-- START --

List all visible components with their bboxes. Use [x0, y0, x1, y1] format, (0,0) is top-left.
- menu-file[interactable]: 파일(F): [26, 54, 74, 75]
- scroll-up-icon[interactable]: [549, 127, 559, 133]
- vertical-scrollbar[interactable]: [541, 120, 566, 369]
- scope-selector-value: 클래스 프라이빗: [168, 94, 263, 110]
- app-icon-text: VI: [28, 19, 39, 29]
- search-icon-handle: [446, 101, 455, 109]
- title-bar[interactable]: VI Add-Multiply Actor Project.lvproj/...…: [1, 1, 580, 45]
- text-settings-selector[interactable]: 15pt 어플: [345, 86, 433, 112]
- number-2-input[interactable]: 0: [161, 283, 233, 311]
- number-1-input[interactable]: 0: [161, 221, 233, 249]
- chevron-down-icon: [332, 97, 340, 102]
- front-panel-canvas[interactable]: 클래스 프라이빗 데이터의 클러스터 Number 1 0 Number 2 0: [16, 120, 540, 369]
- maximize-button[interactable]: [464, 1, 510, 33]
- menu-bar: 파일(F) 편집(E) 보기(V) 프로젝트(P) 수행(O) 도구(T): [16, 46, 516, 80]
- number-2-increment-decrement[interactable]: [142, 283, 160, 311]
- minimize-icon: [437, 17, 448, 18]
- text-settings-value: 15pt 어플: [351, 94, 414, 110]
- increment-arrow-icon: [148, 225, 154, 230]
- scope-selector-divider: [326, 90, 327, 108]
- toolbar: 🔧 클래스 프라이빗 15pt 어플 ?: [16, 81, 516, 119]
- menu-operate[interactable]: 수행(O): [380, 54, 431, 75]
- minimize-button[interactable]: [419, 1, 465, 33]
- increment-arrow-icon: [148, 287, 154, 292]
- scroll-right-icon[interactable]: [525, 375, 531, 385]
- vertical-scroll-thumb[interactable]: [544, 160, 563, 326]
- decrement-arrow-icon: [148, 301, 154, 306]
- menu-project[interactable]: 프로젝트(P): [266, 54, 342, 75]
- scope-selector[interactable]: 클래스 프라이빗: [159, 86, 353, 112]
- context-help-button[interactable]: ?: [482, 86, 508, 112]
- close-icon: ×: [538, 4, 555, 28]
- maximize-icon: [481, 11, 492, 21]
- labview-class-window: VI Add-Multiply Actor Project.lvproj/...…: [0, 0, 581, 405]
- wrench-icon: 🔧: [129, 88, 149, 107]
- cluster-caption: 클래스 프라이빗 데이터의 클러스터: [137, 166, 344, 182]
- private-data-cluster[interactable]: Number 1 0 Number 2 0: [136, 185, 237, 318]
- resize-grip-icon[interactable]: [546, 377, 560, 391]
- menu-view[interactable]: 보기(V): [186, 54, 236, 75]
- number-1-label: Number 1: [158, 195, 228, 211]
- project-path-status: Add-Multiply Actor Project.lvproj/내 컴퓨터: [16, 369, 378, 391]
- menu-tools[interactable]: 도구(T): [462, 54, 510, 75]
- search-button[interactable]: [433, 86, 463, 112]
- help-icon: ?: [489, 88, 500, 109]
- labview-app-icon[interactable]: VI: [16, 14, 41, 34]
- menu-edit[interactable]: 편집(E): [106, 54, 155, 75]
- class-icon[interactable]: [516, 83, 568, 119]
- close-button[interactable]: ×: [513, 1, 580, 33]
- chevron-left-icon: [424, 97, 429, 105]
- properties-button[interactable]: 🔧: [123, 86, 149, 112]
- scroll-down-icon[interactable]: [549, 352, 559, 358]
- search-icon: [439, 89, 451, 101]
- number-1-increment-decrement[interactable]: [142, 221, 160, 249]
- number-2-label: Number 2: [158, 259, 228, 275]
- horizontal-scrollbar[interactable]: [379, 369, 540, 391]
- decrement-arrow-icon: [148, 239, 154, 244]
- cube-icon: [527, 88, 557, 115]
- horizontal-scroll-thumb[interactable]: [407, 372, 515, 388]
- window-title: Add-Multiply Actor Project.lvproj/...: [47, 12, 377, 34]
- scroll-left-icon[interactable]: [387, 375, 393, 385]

-- END --

Reproduce the items verbatim, beginning with the first line and continuing through the line that contains "- toolbar: 🔧", including that line.

The answer =
List all visible components with their bboxes. Use [x0, y0, x1, y1] format, (0,0) is top-left.
- menu-file[interactable]: 파일(F): [26, 54, 74, 75]
- scroll-up-icon[interactable]: [549, 127, 559, 133]
- vertical-scrollbar[interactable]: [541, 120, 566, 369]
- scope-selector-value: 클래스 프라이빗: [168, 94, 263, 110]
- app-icon-text: VI: [28, 19, 39, 29]
- search-icon-handle: [446, 101, 455, 109]
- title-bar[interactable]: VI Add-Multiply Actor Project.lvproj/...…: [1, 1, 580, 45]
- text-settings-selector[interactable]: 15pt 어플: [345, 86, 433, 112]
- number-2-input[interactable]: 0: [161, 283, 233, 311]
- number-1-input[interactable]: 0: [161, 221, 233, 249]
- chevron-down-icon: [332, 97, 340, 102]
- front-panel-canvas[interactable]: 클래스 프라이빗 데이터의 클러스터 Number 1 0 Number 2 0: [16, 120, 540, 369]
- maximize-button[interactable]: [464, 1, 510, 33]
- menu-bar: 파일(F) 편집(E) 보기(V) 프로젝트(P) 수행(O) 도구(T): [16, 46, 516, 80]
- number-2-increment-decrement[interactable]: [142, 283, 160, 311]
- minimize-icon: [437, 17, 448, 18]
- text-settings-value: 15pt 어플: [351, 94, 414, 110]
- increment-arrow-icon: [148, 225, 154, 230]
- scope-selector-divider: [326, 90, 327, 108]
- toolbar: 🔧 클래스 프라이빗 15pt 어플 ?: [16, 81, 516, 119]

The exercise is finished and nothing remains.